WHAT IS REQUIRED: Write out each of the following rows verbatim, with no changes of any kind.
-- Begin RAW RECORDS --
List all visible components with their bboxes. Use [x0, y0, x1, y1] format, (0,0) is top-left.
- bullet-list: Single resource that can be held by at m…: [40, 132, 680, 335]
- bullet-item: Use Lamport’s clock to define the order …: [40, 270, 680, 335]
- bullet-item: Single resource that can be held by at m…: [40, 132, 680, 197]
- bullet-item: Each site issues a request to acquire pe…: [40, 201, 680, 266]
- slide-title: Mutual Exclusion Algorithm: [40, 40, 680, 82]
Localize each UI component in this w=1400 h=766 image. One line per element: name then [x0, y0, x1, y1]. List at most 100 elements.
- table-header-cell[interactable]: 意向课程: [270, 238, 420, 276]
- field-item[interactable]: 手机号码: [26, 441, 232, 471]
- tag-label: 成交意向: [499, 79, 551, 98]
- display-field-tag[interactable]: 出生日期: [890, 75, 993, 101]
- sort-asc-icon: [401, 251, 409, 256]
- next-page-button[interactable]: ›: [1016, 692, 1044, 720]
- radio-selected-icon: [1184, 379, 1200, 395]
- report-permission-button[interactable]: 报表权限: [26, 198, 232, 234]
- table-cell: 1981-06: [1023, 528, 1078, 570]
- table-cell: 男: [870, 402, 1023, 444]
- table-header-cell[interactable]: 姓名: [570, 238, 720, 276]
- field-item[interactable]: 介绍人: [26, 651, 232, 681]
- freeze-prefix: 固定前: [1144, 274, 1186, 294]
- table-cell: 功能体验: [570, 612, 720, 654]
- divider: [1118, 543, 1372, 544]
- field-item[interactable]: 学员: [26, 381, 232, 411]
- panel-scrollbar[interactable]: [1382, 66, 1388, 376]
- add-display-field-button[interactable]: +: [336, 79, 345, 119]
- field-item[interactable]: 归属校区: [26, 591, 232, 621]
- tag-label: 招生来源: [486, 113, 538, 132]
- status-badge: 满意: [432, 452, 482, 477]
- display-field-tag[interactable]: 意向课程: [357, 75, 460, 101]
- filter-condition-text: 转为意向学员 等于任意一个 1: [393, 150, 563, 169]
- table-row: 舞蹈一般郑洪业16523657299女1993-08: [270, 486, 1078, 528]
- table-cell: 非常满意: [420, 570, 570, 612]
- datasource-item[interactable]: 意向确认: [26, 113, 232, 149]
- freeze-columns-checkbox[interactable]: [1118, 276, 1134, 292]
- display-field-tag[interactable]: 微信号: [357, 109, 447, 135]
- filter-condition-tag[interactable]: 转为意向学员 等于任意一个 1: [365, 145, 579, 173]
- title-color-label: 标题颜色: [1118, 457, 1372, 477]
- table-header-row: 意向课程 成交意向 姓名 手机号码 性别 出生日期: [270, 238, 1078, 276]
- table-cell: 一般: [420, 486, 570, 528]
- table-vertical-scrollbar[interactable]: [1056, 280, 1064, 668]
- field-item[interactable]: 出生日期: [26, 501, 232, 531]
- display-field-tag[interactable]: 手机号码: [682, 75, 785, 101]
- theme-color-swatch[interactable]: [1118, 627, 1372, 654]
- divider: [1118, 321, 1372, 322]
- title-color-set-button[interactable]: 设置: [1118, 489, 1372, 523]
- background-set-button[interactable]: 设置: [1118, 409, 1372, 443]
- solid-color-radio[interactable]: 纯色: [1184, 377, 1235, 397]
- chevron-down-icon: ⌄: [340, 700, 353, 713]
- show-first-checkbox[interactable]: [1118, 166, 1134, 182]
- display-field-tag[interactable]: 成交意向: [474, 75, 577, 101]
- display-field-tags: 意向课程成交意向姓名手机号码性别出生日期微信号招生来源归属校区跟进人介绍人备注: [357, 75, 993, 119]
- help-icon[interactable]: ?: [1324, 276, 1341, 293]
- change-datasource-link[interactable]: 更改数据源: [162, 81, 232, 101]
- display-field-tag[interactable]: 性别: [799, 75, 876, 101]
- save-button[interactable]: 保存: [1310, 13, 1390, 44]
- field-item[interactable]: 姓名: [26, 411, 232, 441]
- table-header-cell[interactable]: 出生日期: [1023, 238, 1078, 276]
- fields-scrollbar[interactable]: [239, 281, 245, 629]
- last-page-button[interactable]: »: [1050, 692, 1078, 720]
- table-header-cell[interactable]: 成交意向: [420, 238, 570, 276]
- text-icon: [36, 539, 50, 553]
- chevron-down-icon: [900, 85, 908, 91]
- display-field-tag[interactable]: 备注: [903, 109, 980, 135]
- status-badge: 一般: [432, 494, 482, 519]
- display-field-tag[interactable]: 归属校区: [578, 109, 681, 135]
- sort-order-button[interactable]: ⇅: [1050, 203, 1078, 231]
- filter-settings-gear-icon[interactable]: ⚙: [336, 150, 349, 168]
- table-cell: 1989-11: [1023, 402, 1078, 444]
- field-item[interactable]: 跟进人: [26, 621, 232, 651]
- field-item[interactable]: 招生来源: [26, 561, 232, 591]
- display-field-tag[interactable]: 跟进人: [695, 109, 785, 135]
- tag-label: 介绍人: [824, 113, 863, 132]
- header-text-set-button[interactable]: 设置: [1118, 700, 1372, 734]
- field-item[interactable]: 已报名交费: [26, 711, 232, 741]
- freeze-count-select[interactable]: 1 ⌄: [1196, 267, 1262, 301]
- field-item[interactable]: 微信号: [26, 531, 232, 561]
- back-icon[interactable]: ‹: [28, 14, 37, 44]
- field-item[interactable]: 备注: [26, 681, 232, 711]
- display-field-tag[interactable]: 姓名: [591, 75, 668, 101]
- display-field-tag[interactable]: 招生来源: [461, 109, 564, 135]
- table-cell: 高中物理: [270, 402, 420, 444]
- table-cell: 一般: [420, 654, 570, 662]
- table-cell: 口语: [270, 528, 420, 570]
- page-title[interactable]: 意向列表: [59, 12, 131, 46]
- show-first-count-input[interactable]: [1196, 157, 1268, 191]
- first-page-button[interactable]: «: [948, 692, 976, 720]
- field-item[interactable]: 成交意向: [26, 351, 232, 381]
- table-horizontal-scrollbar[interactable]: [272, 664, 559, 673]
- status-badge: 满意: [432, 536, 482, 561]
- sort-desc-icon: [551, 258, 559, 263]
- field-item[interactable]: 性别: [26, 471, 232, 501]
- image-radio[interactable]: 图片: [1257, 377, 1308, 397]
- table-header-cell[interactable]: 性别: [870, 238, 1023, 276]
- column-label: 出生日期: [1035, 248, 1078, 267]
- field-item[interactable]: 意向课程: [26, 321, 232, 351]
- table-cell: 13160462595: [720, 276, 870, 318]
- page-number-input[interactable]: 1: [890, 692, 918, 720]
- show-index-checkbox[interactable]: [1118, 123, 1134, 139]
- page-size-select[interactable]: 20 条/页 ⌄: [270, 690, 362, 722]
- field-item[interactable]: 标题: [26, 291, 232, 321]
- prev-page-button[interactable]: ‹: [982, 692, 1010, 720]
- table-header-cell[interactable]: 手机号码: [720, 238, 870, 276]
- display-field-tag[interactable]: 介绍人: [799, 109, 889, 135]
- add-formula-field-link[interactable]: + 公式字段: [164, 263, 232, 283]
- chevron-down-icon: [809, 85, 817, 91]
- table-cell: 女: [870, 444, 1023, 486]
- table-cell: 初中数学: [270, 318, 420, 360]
-- End RAW RECORDS --
REPLY TO THE TASK:
List all visible components with their bboxes. Use [x0, y0, x1, y1] format, (0,0) is top-left.
- bullet-list: Single resource that can be held by at m…: [40, 132, 680, 335]
- bullet-item: Use Lamport’s clock to define the order …: [40, 270, 680, 335]
- bullet-item: Single resource that can be held by at m…: [40, 132, 680, 197]
- bullet-item: Each site issues a request to acquire pe…: [40, 201, 680, 266]
- slide-title: Mutual Exclusion Algorithm: [40, 40, 680, 82]
Localize each UI component in this w=1400 h=766 image. One line per element: name then [x0, y0, x1, y1]. List at most 100 elements.
- table-header-cell[interactable]: 意向课程: [270, 238, 420, 276]
- field-item[interactable]: 手机号码: [26, 441, 232, 471]
- tag-label: 成交意向: [499, 79, 551, 98]
- display-field-tag[interactable]: 出生日期: [890, 75, 993, 101]
- sort-asc-icon: [401, 251, 409, 256]
- next-page-button[interactable]: ›: [1016, 692, 1044, 720]
- radio-selected-icon: [1184, 379, 1200, 395]
- report-permission-button[interactable]: 报表权限: [26, 198, 232, 234]
- table-cell: 1981-06: [1023, 528, 1078, 570]
- table-cell: 男: [870, 402, 1023, 444]
- table-header-cell[interactable]: 姓名: [570, 238, 720, 276]
- field-item[interactable]: 介绍人: [26, 651, 232, 681]
- freeze-prefix: 固定前: [1144, 274, 1186, 294]
- table-cell: 功能体验: [570, 612, 720, 654]
- divider: [1118, 543, 1372, 544]
- field-item[interactable]: 学员: [26, 381, 232, 411]
- panel-scrollbar[interactable]: [1382, 66, 1388, 376]
- add-display-field-button[interactable]: +: [336, 79, 345, 119]
- field-item[interactable]: 归属校区: [26, 591, 232, 621]
- tag-label: 招生来源: [486, 113, 538, 132]
- status-badge: 满意: [432, 452, 482, 477]
- display-field-tag[interactable]: 意向课程: [357, 75, 460, 101]
- filter-condition-text: 转为意向学员 等于任意一个 1: [393, 150, 563, 169]
- table-row: 舞蹈一般郑洪业16523657299女1993-08: [270, 486, 1078, 528]
- table-cell: 非常满意: [420, 570, 570, 612]
- datasource-item[interactable]: 意向确认: [26, 113, 232, 149]
- freeze-columns-checkbox[interactable]: [1118, 276, 1134, 292]
- display-field-tag[interactable]: 微信号: [357, 109, 447, 135]
- filter-condition-tag[interactable]: 转为意向学员 等于任意一个 1: [365, 145, 579, 173]
- title-color-label: 标题颜色: [1118, 457, 1372, 477]
- table-header-row: 意向课程 成交意向 姓名 手机号码 性别 出生日期: [270, 238, 1078, 276]
- table-cell: 一般: [420, 486, 570, 528]
- table-vertical-scrollbar[interactable]: [1056, 280, 1064, 668]
- field-item[interactable]: 出生日期: [26, 501, 232, 531]
- display-field-tag[interactable]: 手机号码: [682, 75, 785, 101]
- theme-color-swatch[interactable]: [1118, 627, 1372, 654]
- divider: [1118, 321, 1372, 322]
- title-color-set-button[interactable]: 设置: [1118, 489, 1372, 523]
- background-set-button[interactable]: 设置: [1118, 409, 1372, 443]
- solid-color-radio[interactable]: 纯色: [1184, 377, 1235, 397]
- chevron-down-icon: ⌄: [340, 700, 353, 713]
- show-first-checkbox[interactable]: [1118, 166, 1134, 182]
- display-field-tag[interactable]: 成交意向: [474, 75, 577, 101]
- display-field-tags: 意向课程成交意向姓名手机号码性别出生日期微信号招生来源归属校区跟进人介绍人备注: [357, 75, 993, 119]
- help-icon[interactable]: ?: [1324, 276, 1341, 293]
- change-datasource-link[interactable]: 更改数据源: [162, 81, 232, 101]
- display-field-tag[interactable]: 性别: [799, 75, 876, 101]
- save-button[interactable]: 保存: [1310, 13, 1390, 44]
- field-item[interactable]: 姓名: [26, 411, 232, 441]
- table-header-cell[interactable]: 出生日期: [1023, 238, 1078, 276]
- fields-scrollbar[interactable]: [239, 281, 245, 629]
- last-page-button[interactable]: »: [1050, 692, 1078, 720]
- table-header-cell[interactable]: 成交意向: [420, 238, 570, 276]
- text-icon: [36, 539, 50, 553]
- chevron-down-icon: [900, 85, 908, 91]
- display-field-tag[interactable]: 备注: [903, 109, 980, 135]
- status-badge: 一般: [432, 494, 482, 519]
- display-field-tag[interactable]: 归属校区: [578, 109, 681, 135]
- sort-order-button[interactable]: ⇅: [1050, 203, 1078, 231]
- filter-settings-gear-icon[interactable]: ⚙: [336, 150, 349, 168]
- table-cell: 1989-11: [1023, 402, 1078, 444]
- field-item[interactable]: 跟进人: [26, 621, 232, 651]
- field-item[interactable]: 招生来源: [26, 561, 232, 591]
- display-field-tag[interactable]: 跟进人: [695, 109, 785, 135]
- tag-label: 介绍人: [824, 113, 863, 132]
- header-text-set-button[interactable]: 设置: [1118, 700, 1372, 734]
- field-item[interactable]: 已报名交费: [26, 711, 232, 741]
- freeze-count-select[interactable]: 1 ⌄: [1196, 267, 1262, 301]
- field-item[interactable]: 微信号: [26, 531, 232, 561]
- back-icon[interactable]: ‹: [28, 14, 37, 44]
- field-item[interactable]: 备注: [26, 681, 232, 711]
- display-field-tag[interactable]: 姓名: [591, 75, 668, 101]
- display-field-tag[interactable]: 招生来源: [461, 109, 564, 135]
- table-cell: 高中物理: [270, 402, 420, 444]
- table-cell: 一般: [420, 654, 570, 662]
- table-cell: 口语: [270, 528, 420, 570]
- page-title[interactable]: 意向列表: [59, 12, 131, 46]
- show-first-count-input[interactable]: [1196, 157, 1268, 191]
- first-page-button[interactable]: «: [948, 692, 976, 720]
- field-item[interactable]: 成交意向: [26, 351, 232, 381]
- table-horizontal-scrollbar[interactable]: [272, 664, 559, 673]
- status-badge: 满意: [432, 536, 482, 561]
- sort-desc-icon: [551, 258, 559, 263]
- field-item[interactable]: 性别: [26, 471, 232, 501]
- image-radio[interactable]: 图片: [1257, 377, 1308, 397]
- table-header-cell[interactable]: 性别: [870, 238, 1023, 276]
- column-label: 出生日期: [1035, 248, 1078, 267]
- field-item[interactable]: 意向课程: [26, 321, 232, 351]
- table-cell: 13160462595: [720, 276, 870, 318]
- page-number-input[interactable]: 1: [890, 692, 918, 720]
- show-index-checkbox[interactable]: [1118, 123, 1134, 139]
- page-size-select[interactable]: 20 条/页 ⌄: [270, 690, 362, 722]
- field-item[interactable]: 标题: [26, 291, 232, 321]
- prev-page-button[interactable]: ‹: [982, 692, 1010, 720]
- table-header-cell[interactable]: 手机号码: [720, 238, 870, 276]
- display-field-tag[interactable]: 介绍人: [799, 109, 889, 135]
- add-formula-field-link[interactable]: + 公式字段: [164, 263, 232, 283]
- chevron-down-icon: [809, 85, 817, 91]
- table-cell: 女: [870, 444, 1023, 486]
- table-cell: 初中数学: [270, 318, 420, 360]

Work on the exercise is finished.